§ **WHAT TO WORK ON**:
Select every line containing the word "Zwei" from the material, and copy those lines.
____________
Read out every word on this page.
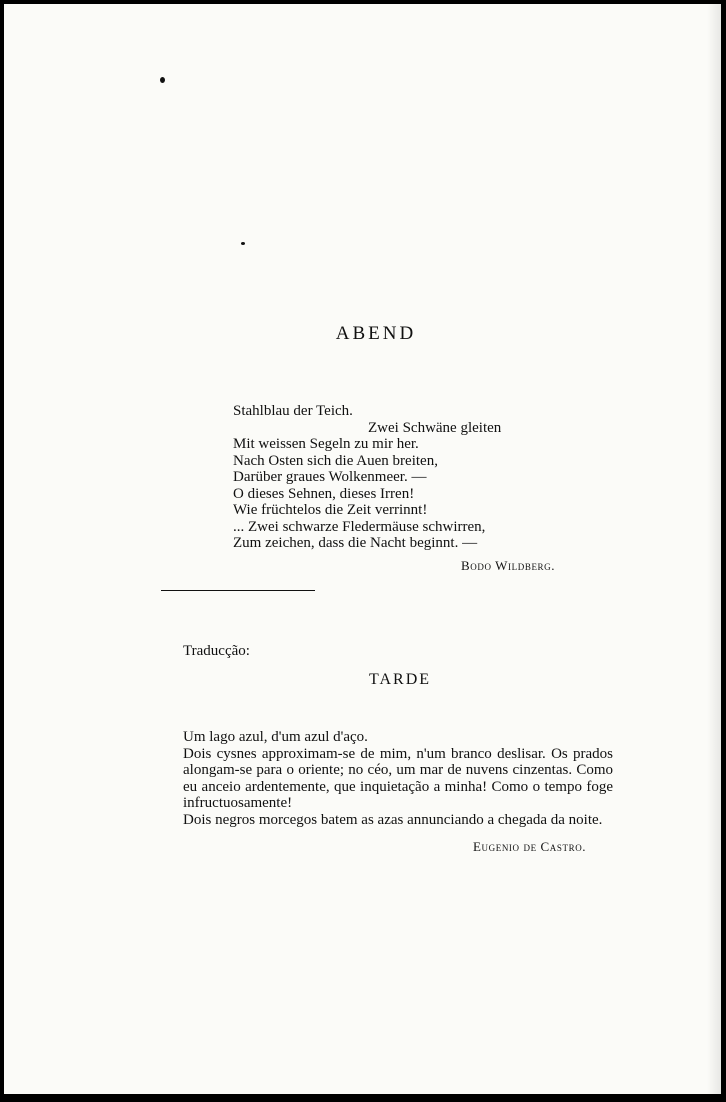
ABEND
Stahlblau der Teich.
Zwei Schwäne gleiten
Mit weissen Segeln zu mir her.
Nach Osten sich die Auen breiten,
Darüber graues Wolkenmeer. —
O dieses Sehnen, dieses Irren!
Wie früchtelos die Zeit verrinnt!
... Zwei schwarze Fledermäuse schwirren,
Zum zeichen, dass die Nacht beginnt. —
Bodo Wildberg.
Traducção:
TARDE
Um lago azul, d'um azul d'aço.
Dois cysnes approximam-se de mim, n'um branco deslisar. Os prados
alongam-se para o oriente; no céo, um mar de nuvens cinzentas. Como
eu anceio ardentemente, que inquietação a minha! Como o tempo foge
infructuosamente!
Dois negros morcegos batem as azas annunciando a chegada da noite.
Eugenio de Castro.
____________
§ **WRITTEN REPLY**:
Zwei Schwäne gleiten
... Zwei schwarze Fledermäuse schwirren,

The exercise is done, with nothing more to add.